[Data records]
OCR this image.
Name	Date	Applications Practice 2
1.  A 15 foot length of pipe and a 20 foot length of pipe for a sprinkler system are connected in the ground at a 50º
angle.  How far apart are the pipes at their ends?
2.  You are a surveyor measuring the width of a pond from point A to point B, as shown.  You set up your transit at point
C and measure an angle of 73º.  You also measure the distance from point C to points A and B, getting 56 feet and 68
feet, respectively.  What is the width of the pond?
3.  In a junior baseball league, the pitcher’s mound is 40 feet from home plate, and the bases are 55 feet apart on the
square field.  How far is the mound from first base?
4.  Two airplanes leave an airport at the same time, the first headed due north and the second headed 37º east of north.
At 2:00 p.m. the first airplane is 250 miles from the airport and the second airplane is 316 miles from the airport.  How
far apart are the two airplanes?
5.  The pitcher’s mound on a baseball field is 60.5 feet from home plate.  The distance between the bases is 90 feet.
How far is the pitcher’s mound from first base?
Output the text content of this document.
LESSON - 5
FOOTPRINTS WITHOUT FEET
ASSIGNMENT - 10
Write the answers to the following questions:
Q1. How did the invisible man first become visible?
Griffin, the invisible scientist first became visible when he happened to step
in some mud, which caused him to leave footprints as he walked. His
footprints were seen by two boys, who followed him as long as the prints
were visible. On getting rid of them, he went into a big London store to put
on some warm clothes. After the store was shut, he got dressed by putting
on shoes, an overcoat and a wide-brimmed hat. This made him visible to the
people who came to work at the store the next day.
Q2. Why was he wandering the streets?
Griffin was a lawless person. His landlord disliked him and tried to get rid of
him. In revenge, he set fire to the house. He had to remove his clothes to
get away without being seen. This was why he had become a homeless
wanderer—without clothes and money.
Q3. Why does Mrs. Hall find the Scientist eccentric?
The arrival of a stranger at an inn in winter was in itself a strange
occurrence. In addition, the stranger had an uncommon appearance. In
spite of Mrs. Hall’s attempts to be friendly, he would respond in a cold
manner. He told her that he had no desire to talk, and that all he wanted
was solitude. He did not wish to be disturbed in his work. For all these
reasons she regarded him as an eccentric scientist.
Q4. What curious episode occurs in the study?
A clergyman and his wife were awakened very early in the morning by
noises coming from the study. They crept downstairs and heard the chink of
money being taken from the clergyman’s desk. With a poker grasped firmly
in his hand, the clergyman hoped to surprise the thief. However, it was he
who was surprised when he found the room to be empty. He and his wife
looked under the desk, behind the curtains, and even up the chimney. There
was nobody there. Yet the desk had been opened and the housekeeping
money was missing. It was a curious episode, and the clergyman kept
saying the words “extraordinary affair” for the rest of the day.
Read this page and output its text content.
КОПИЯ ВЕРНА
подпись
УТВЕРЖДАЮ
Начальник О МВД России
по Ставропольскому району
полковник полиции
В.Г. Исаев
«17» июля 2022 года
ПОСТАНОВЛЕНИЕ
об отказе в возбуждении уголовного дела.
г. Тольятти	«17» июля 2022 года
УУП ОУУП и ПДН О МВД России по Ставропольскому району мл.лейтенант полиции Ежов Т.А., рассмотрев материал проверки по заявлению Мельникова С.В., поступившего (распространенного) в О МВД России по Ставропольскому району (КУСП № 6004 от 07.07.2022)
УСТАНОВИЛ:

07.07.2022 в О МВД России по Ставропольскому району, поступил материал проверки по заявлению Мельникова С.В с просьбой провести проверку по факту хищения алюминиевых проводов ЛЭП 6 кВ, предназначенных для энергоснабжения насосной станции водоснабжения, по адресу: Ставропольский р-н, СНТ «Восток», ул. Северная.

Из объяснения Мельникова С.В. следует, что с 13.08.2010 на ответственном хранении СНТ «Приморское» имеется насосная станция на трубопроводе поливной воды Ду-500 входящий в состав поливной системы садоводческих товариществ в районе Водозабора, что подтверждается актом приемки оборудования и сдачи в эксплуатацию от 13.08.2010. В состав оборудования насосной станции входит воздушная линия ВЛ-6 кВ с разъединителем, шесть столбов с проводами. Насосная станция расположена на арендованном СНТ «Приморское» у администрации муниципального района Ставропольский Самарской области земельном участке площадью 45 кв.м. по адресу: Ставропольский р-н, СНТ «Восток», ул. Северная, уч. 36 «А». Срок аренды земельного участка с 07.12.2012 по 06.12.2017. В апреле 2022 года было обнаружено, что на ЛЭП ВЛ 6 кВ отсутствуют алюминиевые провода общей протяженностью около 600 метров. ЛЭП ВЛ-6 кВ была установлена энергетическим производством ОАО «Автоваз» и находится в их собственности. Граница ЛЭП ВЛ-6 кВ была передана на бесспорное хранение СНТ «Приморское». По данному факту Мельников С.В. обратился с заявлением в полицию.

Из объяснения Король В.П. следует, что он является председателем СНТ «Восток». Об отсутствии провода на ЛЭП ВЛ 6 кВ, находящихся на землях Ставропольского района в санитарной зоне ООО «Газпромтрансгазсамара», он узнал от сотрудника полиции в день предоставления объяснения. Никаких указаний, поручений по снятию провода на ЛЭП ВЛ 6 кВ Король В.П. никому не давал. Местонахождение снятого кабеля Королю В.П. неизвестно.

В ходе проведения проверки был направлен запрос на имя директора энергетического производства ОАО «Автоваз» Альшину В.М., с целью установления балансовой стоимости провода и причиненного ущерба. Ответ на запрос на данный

# Problem details:
Copy out all of the records shown above exactly.

# Worked answer:
OCR this image.
Name	Date	Applications Practice 2
1.  A 15 foot length of pipe and a 20 foot length of pipe for a sprinkler system are connected in the ground at a 50º
angle.  How far apart are the pipes at their ends?
2.  You are a surveyor measuring the width of a pond from point A to point B, as shown.  You set up your transit at point
C and measure an angle of 73º.  You also measure the distance from point C to points A and B, getting 56 feet and 68
feet, respectively.  What is the width of the pond?
3.  In a junior baseball league, the pitcher’s mound is 40 feet from home plate, and the bases are 55 feet apart on the
square field.  How far is the mound from first base?
4.  Two airplanes leave an airport at the same time, the first headed due north and the second headed 37º east of north.
At 2:00 p.m. the first airplane is 250 miles from the airport and the second airplane is 316 miles from the airport.  How
far apart are the two airplanes?
5.  The pitcher’s mound on a baseball field is 60.5 feet from home plate.  The distance between the bases is 90 feet.
How far is the pitcher’s mound from first base?
Output the text content of this document.
LESSON - 5
FOOTPRINTS WITHOUT FEET
ASSIGNMENT - 10
Write the answers to the following questions:
Q1. How did the invisible man first become visible?
Griffin, the invisible scientist first became visible when he happened to step
in some mud, which caused him to leave footprints as he walked. His
footprints were seen by two boys, who followed him as long as the prints
were visible. On getting rid of them, he went into a big London store to put
on some warm clothes. After the store was shut, he got dressed by putting
on shoes, an overcoat and a wide-brimmed hat. This made him visible to the
people who came to work at the store the next day.
Q2. Why was he wandering the streets?
Griffin was a lawless person. His landlord disliked him and tried to get rid of
him. In revenge, he set fire to the house. He had to remove his clothes to
get away without being seen. This was why he had become a homeless
wanderer—without clothes and money.
Q3. Why does Mrs. Hall find the Scientist eccentric?
The arrival of a stranger at an inn in winter was in itself a strange
occurrence. In addition, the stranger had an uncommon appearance. In
spite of Mrs. Hall’s attempts to be friendly, he would respond in a cold
manner. He told her that he had no desire to talk, and that all he wanted
was solitude. He did not wish to be disturbed in his work. For all these
reasons she regarded him as an eccentric scientist.
Q4. What curious episode occurs in the study?
A clergyman and his wife were awakened very early in the morning by
noises coming from the study. They crept downstairs and heard the chink of
money being taken from the clergyman’s desk. With a poker grasped firmly
in his hand, the clergyman hoped to surprise the thief. However, it was he
who was surprised when he found the room to be empty. He and his wife
looked under the desk, behind the curtains, and even up the chimney. There
was nobody there. Yet the desk had been opened and the housekeeping
money was missing. It was a curious episode, and the clergyman kept
saying the words “extraordinary affair” for the rest of the day.
Read this page and output its text content.
КОПИЯ ВЕРНА
подпись
УТВЕРЖДАЮ
Начальник О МВД России
по Ставропольскому району
полковник полиции
В.Г. Исаев
«17» июля 2022 года
ПОСТАНОВЛЕНИЕ
об отказе в возбуждении уголовного дела.
г. Тольятти	«17» июля 2022 года
УУП ОУУП и ПДН О МВД России по Ставропольскому району мл.лейтенант полиции Ежов Т.А., рассмотрев материал проверки по заявлению Мельникова С.В., поступившего (распространенного) в О МВД России по Ставропольскому району (КУСП № 6004 от 07.07.2022)
УСТАНОВИЛ:

07.07.2022 в О МВД России по Ставропольскому району, поступил материал проверки по заявлению Мельникова С.В с просьбой провести проверку по факту хищения алюминиевых проводов ЛЭП 6 кВ, предназначенных для энергоснабжения насосной станции водоснабжения, по адресу: Ставропольский р-н, СНТ «Восток», ул. Северная.

Из объяснения Мельникова С.В. следует, что с 13.08.2010 на ответственном хранении СНТ «Приморское» имеется насосная станция на трубопроводе поливной воды Ду-500 входящий в состав поливной системы садоводческих товариществ в районе Водозабора, что подтверждается актом приемки оборудования и сдачи в эксплуатацию от 13.08.2010. В состав оборудования насосной станции входит воздушная линия ВЛ-6 кВ с разъединителем, шесть столбов с проводами. Насосная станция расположена на арендованном СНТ «Приморское» у администрации муниципального района Ставропольский Самарской области земельном участке площадью 45 кв.м. по адресу: Ставропольский р-н, СНТ «Восток», ул. Северная, уч. 36 «А». Срок аренды земельного участка с 07.12.2012 по 06.12.2017. В апреле 2022 года было обнаружено, что на ЛЭП ВЛ 6 кВ отсутствуют алюминиевые провода общей протяженностью около 600 метров. ЛЭП ВЛ-6 кВ была установлена энергетическим производством ОАО «Автоваз» и находится в их собственности. Граница ЛЭП ВЛ-6 кВ была передана на бесспорное хранение СНТ «Приморское». По данному факту Мельников С.В. обратился с заявлением в полицию.

Из объяснения Король В.П. следует, что он является председателем СНТ «Восток». Об отсутствии провода на ЛЭП ВЛ 6 кВ, находящихся на землях Ставропольского района в санитарной зоне ООО «Газпромтрансгазсамара», он узнал от сотрудника полиции в день предоставления объяснения. Никаких указаний, поручений по снятию провода на ЛЭП ВЛ 6 кВ Король В.П. никому не давал. Местонахождение снятого кабеля Королю В.П. неизвестно.

В ходе проведения проверки был направлен запрос на имя директора энергетического производства ОАО «Автоваз» Альшину В.М., с целью установления балансовой стоимости провода и причиненного ущерба. Ответ на запрос на данный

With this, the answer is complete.